À 16 ans, il a été plongé dans le noir. “Des lors, tous les clignotants étaient au vert”, dit-il drôlement. Au lieu de se laisser abattre, il est monté à cheval. Franchissant un à un tous les obstacles, il est parvenu à son but : participer à des compétitions de cavaliers valides.
Seule la voix de crieurs lui indique les haies à sauter. Il raconte cette longue cavalcade dans un livre coup de fouet : “L’impossible est un bon début” (Fayard). On en recommande la lecture à tous les geignards de notre époque.
La plainte est une pose de vie célébrée. La victime est érigée en modèle. Revendiquer des droits, exiger des dommages et intérêts, réclamer réparation, tels sont les symptômes de nos temps doloristes.
Salim Ejnaïni lui, ne se plaint pas ; “Calme, en avant, droit“, selon la devise du Cadre noir de Saumur. “Mon royaume de la nuit pour un cheval ” aurait soufflé Shakespeare.

### DONNÉES
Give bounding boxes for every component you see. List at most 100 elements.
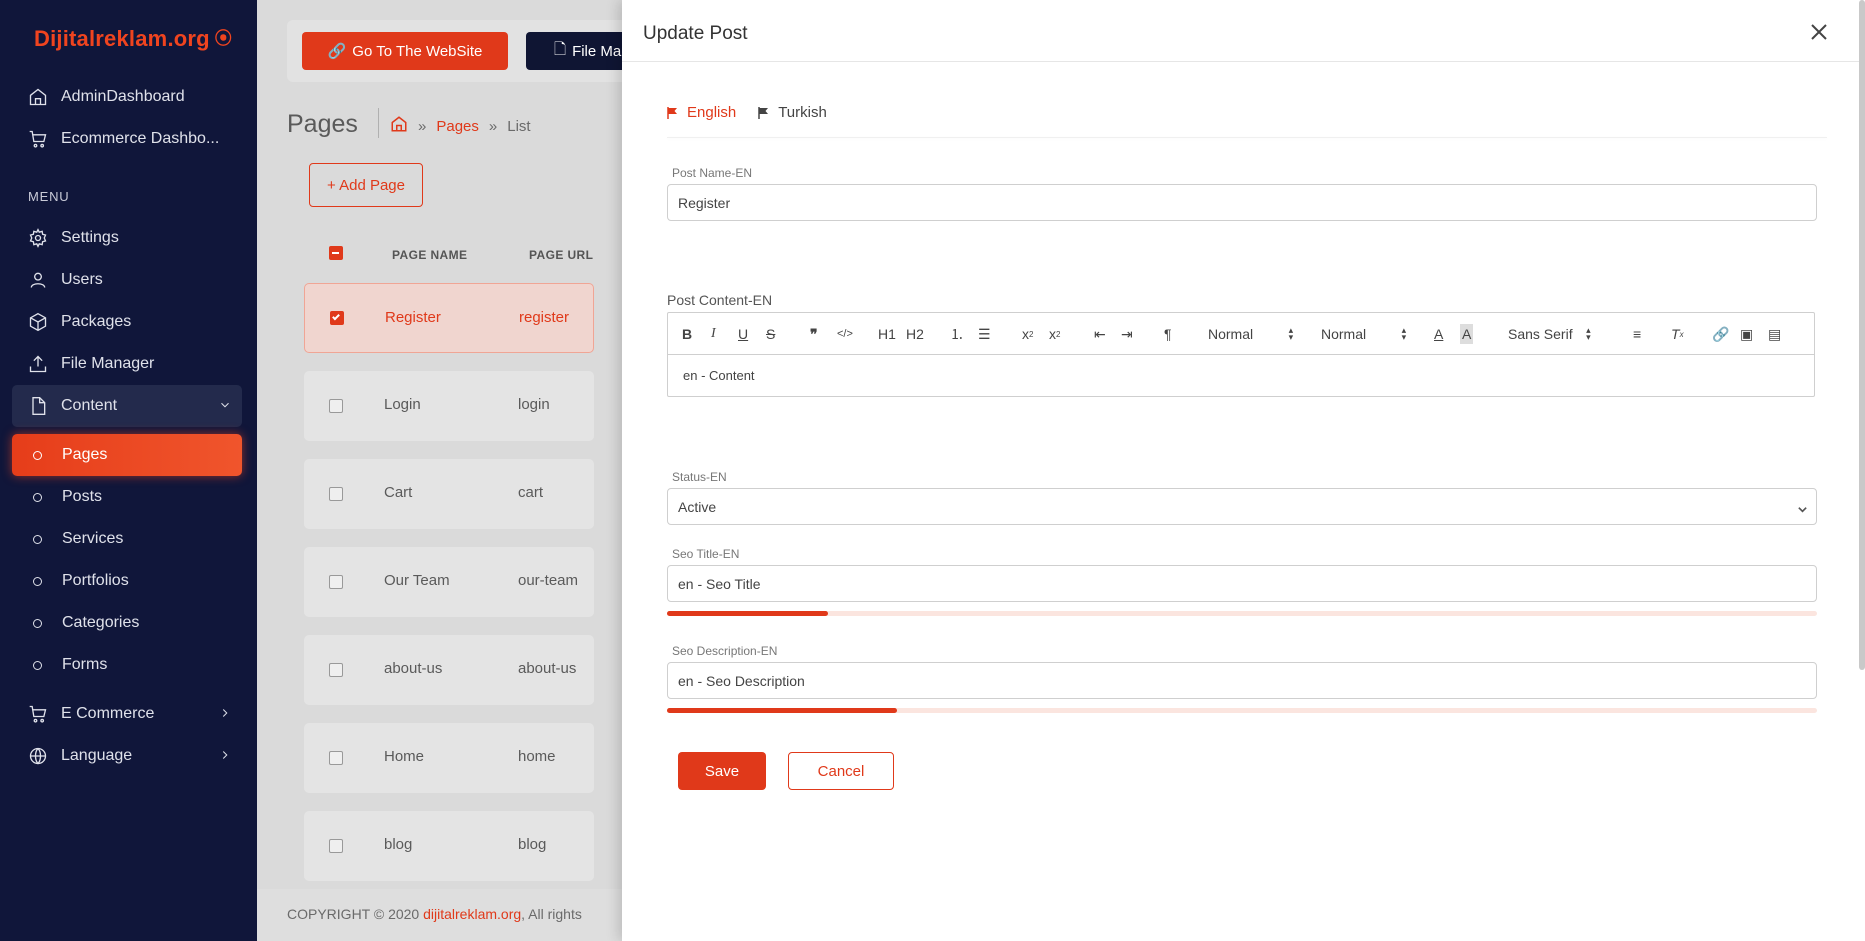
sidebar-item-language[interactable]: Language bbox=[12, 735, 242, 777]
link-icon[interactable]: 🔗 bbox=[1712, 324, 1729, 344]
strike-icon[interactable]: S bbox=[766, 324, 775, 344]
sidebar-item-label: Portfolios bbox=[62, 572, 129, 589]
h1-label: H1 bbox=[878, 326, 896, 342]
size-select[interactable]: Normal ▴ ▾ bbox=[1208, 324, 1293, 344]
brand-logo[interactable]: Dijitalreklam.org ⦿ bbox=[34, 24, 232, 52]
video-icon[interactable]: ▤ bbox=[1768, 324, 1781, 344]
table-row[interactable]: Our Team our-team bbox=[304, 547, 594, 617]
indent-icon[interactable]: ⇥ bbox=[1121, 324, 1133, 344]
row-checkbox[interactable] bbox=[329, 399, 343, 413]
row-checkbox[interactable] bbox=[329, 839, 343, 853]
page-url-cell: our-team bbox=[518, 572, 579, 589]
gear-icon bbox=[28, 228, 48, 248]
footer-link[interactable]: dijitalreklam.org bbox=[423, 906, 521, 922]
scrollbar[interactable] bbox=[1859, 0, 1865, 670]
post-content-label: Post Content-EN bbox=[667, 292, 773, 308]
go-to-website-button[interactable]: 🔗 Go To The WebSite bbox=[302, 32, 508, 70]
footer-copyright: COPYRIGHT © 2020 dijitalreklam.org, All … bbox=[287, 906, 582, 922]
sidebar-item-settings[interactable]: Settings bbox=[12, 217, 242, 259]
editor-toolbar: B I U S ❞ </> H1 H2 ⒈ ☰ x2 x2 ⇤ ⇥ ¶ Norm… bbox=[668, 313, 1814, 355]
circle-icon bbox=[33, 492, 42, 502]
sidebar-item-label: Settings bbox=[61, 229, 119, 246]
sidebar-item-pages[interactable]: Pages bbox=[12, 434, 242, 476]
subscript-icon[interactable]: x2 bbox=[1022, 324, 1033, 344]
close-icon[interactable] bbox=[1809, 22, 1829, 42]
rich-text-editor: B I U S ❞ </> H1 H2 ⒈ ☰ x2 x2 ⇤ ⇥ ¶ Norm… bbox=[667, 312, 1815, 397]
sidebar-item-ecommerce[interactable]: E Commerce bbox=[12, 693, 242, 735]
row-checkbox[interactable] bbox=[330, 311, 344, 325]
italic-icon[interactable]: I bbox=[711, 324, 716, 344]
cart-icon bbox=[28, 704, 48, 724]
row-checkbox[interactable] bbox=[329, 751, 343, 765]
sidebar-item-label: Forms bbox=[62, 656, 108, 673]
clear-format-icon[interactable]: Tx bbox=[1671, 324, 1684, 344]
sidebar-item-ecommerce-dashboard[interactable]: Ecommerce Dashbo... bbox=[12, 118, 242, 160]
header1-icon[interactable]: H1 bbox=[878, 324, 896, 344]
sidebar-item-forms[interactable]: Forms bbox=[12, 644, 242, 686]
seo-description-input[interactable]: en - Seo Description bbox=[667, 662, 1817, 699]
seo-title-label: Seo Title-EN bbox=[672, 547, 740, 561]
sidebar-item-packages[interactable]: Packages bbox=[12, 301, 242, 343]
seo-title-input[interactable]: en - Seo Title bbox=[667, 565, 1817, 602]
sidebar-item-categories[interactable]: Categories bbox=[12, 602, 242, 644]
breadcrumb-pages-link[interactable]: Pages bbox=[436, 118, 479, 135]
sidebar-item-portfolios[interactable]: Portfolios bbox=[12, 560, 242, 602]
add-page-button[interactable]: + Add Page bbox=[309, 163, 423, 207]
status-select[interactable]: Active bbox=[667, 488, 1817, 525]
save-button[interactable]: Save bbox=[678, 752, 766, 790]
blockquote-icon[interactable]: ❞ bbox=[810, 324, 818, 344]
sidebar-item-admin-dashboard[interactable]: AdminDashboard bbox=[12, 76, 242, 118]
background-color-icon[interactable]: A bbox=[1460, 324, 1474, 344]
editor-content[interactable]: en - Content bbox=[683, 368, 755, 383]
table-row[interactable]: about-us about-us bbox=[304, 635, 594, 705]
page-name-cell: about-us bbox=[384, 660, 443, 677]
align-icon[interactable]: ≡ bbox=[1633, 324, 1641, 344]
font-select[interactable]: Sans Serif ▴ ▾ bbox=[1508, 324, 1591, 344]
tab-english[interactable]: English bbox=[667, 104, 736, 121]
sidebar-item-label: AdminDashboard bbox=[61, 88, 185, 105]
image-icon[interactable]: ▣ bbox=[1740, 324, 1753, 344]
table-row[interactable]: blog blog bbox=[304, 811, 594, 881]
select-value: Normal bbox=[1208, 326, 1254, 342]
text-direction-icon[interactable]: ¶ bbox=[1164, 324, 1172, 344]
code-icon[interactable]: </> bbox=[837, 324, 853, 344]
package-icon bbox=[28, 312, 48, 332]
page-url-cell: home bbox=[518, 748, 556, 765]
home-icon bbox=[28, 87, 48, 107]
row-checkbox[interactable] bbox=[329, 663, 343, 677]
select-arrows-icon: ▴ ▾ bbox=[1288, 325, 1294, 342]
column-header-page-name[interactable]: PAGE NAME bbox=[392, 248, 467, 262]
superscript-icon[interactable]: x2 bbox=[1049, 324, 1060, 344]
home-icon[interactable] bbox=[390, 115, 408, 137]
sidebar-item-label: E Commerce bbox=[61, 705, 155, 722]
row-checkbox[interactable] bbox=[329, 487, 343, 501]
table-row[interactable]: Register register bbox=[304, 283, 594, 353]
ordered-list-icon[interactable]: ⒈ bbox=[950, 324, 964, 344]
tab-divider bbox=[667, 137, 1827, 138]
cancel-button[interactable]: Cancel bbox=[788, 752, 894, 790]
sidebar-item-file-manager[interactable]: File Manager bbox=[12, 343, 242, 385]
font-color-icon[interactable]: A bbox=[1434, 324, 1443, 344]
file-icon bbox=[28, 396, 48, 416]
sidebar-item-users[interactable]: Users bbox=[12, 259, 242, 301]
select-all-checkbox[interactable] bbox=[329, 246, 343, 260]
outdent-icon[interactable]: ⇤ bbox=[1094, 324, 1106, 344]
flag-icon bbox=[758, 106, 769, 119]
sidebar-item-services[interactable]: Services bbox=[12, 518, 242, 560]
row-checkbox[interactable] bbox=[329, 575, 343, 589]
underline-icon[interactable]: U bbox=[738, 324, 748, 344]
sidebar-item-content[interactable]: Content bbox=[12, 385, 242, 427]
tab-turkish[interactable]: Turkish bbox=[758, 104, 827, 121]
sidebar-item-posts[interactable]: Posts bbox=[12, 476, 242, 518]
bold-icon[interactable]: B bbox=[682, 324, 692, 344]
post-name-input[interactable]: Register bbox=[667, 184, 1817, 221]
sidebar-item-label: Categories bbox=[62, 614, 140, 631]
table-row[interactable]: Cart cart bbox=[304, 459, 594, 529]
footer-prefix: COPYRIGHT © 2020 bbox=[287, 906, 424, 922]
bullet-list-icon[interactable]: ☰ bbox=[978, 324, 991, 344]
column-header-page-url[interactable]: PAGE URL bbox=[529, 248, 593, 262]
header-select[interactable]: Normal ▴ ▾ bbox=[1321, 324, 1406, 344]
header2-icon[interactable]: H2 bbox=[906, 324, 924, 344]
table-row[interactable]: Home home bbox=[304, 723, 594, 793]
table-row[interactable]: Login login bbox=[304, 371, 594, 441]
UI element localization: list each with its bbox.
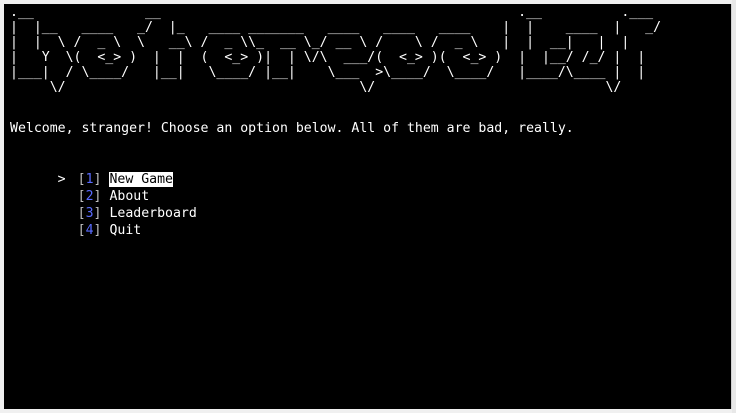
menu-item-leaderboard[interactable]: [3] Leaderboard (10, 188, 197, 221)
banner-line: | |__ ____ _/ |_ ____ _______ ____ ____ … (10, 20, 662, 35)
menu-item-about[interactable]: [2] About (10, 171, 150, 204)
ascii-art-banner: .__ __ .__ .___ | |__ ____ _/ |_ ____ __… (10, 5, 661, 95)
menu-item-new-game[interactable]: > [1] New Game (10, 154, 173, 187)
menu-key: 4 (85, 223, 94, 238)
terminal-window: .__ __ .__ .___ | |__ ____ _/ |_ ____ __… (0, 0, 736, 413)
welcome-message: Welcome, stranger! Choose an option belo… (10, 121, 574, 136)
menu-item-label: Quit (109, 223, 142, 238)
banner-line: | Y \( <_> ) | | ( <_> )| | \/\ ___/( <_… (10, 50, 646, 65)
menu-item-quit[interactable]: [4] Quit (10, 205, 142, 238)
window-scrollbar[interactable] (732, 0, 736, 413)
terminal-screen[interactable]: .__ __ .__ .___ | |__ ____ _/ |_ ____ __… (4, 4, 732, 409)
banner-line: | | \ / _ \ \ __\ / _ \\_ __ \_/ __ \ / … (10, 35, 630, 50)
banner-line: |___| / \____/ |__| \____/ |__| \___ >\_… (10, 65, 646, 80)
banner-line: \/ \/ \/ (10, 80, 622, 95)
menu-key-bracket-open: [ (77, 223, 86, 238)
menu-key-bracket-close: ] (93, 223, 102, 238)
banner-line: .__ __ .__ .___ (10, 5, 654, 20)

### CONSIGNE
Reproduisez mot pour mot l'intégralité de l'extrait consacré à Salim Ejnaïni. Les items n'ont aucun rapport avec l'extrait.

### CORRIGÉ
À 16 ans, il a été plongé dans le noir. “Des lors, tous les clignotants étaient au vert”, dit-il drôlement. Au lieu de se laisser abattre, il est monté à cheval. Franchissant un à un tous les obstacles, il est parvenu à son but : participer à des compétitions de cavaliers valides.
Seule la voix de crieurs lui indique les haies à sauter. Il raconte cette longue cavalcade dans un livre coup de fouet : “L’impossible est un bon début” (Fayard). On en recommande la lecture à tous les geignards de notre époque.
La plainte est une pose de vie célébrée. La victime est érigée en modèle. Revendiquer des droits, exiger des dommages et intérêts, réclamer réparation, tels sont les symptômes de nos temps doloristes.
Salim Ejnaïni lui, ne se plaint pas ; “Calme, en avant, droit“, selon la devise du Cadre noir de Saumur. “Mon royaume de la nuit pour un cheval ” aurait soufflé Shakespeare.